Pick out each line below containing "this".
begin DATA SUPPLIED
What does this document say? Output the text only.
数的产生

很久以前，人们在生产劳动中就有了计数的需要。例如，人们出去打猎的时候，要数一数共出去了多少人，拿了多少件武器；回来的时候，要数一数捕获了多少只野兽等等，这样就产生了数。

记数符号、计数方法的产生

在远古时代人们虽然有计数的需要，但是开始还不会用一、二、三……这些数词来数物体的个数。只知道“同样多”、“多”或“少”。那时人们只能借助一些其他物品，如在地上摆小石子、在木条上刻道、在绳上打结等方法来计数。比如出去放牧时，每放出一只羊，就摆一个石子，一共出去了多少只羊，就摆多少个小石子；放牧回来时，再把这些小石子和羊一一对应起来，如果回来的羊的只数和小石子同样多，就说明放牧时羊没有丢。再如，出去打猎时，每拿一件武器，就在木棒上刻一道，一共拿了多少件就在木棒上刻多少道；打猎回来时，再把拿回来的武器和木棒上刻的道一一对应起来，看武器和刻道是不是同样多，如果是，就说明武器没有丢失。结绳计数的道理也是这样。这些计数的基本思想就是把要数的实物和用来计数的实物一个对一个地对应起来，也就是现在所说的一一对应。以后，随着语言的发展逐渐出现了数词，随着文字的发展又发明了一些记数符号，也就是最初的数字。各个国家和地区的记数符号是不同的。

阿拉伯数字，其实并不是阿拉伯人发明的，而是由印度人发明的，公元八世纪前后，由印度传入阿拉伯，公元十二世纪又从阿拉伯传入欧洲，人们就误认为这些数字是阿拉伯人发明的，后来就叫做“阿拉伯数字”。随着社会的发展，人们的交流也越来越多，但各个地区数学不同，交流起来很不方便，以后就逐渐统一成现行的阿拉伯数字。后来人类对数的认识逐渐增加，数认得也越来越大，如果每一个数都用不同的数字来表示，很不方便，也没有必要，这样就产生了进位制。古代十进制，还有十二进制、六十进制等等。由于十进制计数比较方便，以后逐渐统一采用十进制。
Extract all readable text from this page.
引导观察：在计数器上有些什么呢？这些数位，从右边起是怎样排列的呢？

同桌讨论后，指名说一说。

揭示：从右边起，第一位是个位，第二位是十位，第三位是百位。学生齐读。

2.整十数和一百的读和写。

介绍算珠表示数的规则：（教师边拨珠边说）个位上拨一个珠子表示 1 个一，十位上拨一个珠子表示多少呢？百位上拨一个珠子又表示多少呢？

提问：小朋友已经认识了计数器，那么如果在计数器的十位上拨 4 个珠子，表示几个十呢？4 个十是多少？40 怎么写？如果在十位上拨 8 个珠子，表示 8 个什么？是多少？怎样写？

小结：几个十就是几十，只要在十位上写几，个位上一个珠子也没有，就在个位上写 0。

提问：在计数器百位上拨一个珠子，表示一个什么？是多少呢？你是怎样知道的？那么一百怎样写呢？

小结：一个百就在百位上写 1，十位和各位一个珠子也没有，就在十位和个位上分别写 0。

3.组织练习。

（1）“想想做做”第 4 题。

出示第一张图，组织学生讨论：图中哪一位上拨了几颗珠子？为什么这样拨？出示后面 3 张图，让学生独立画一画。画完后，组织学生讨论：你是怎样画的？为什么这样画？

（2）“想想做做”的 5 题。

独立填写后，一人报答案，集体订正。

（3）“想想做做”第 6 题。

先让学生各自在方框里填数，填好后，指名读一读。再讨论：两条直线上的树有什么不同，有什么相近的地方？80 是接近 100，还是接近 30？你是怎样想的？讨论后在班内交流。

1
end DATA SUPPLIED
(SOLUTION):
What does this document say? Output the text only.
Extract all readable text from this page.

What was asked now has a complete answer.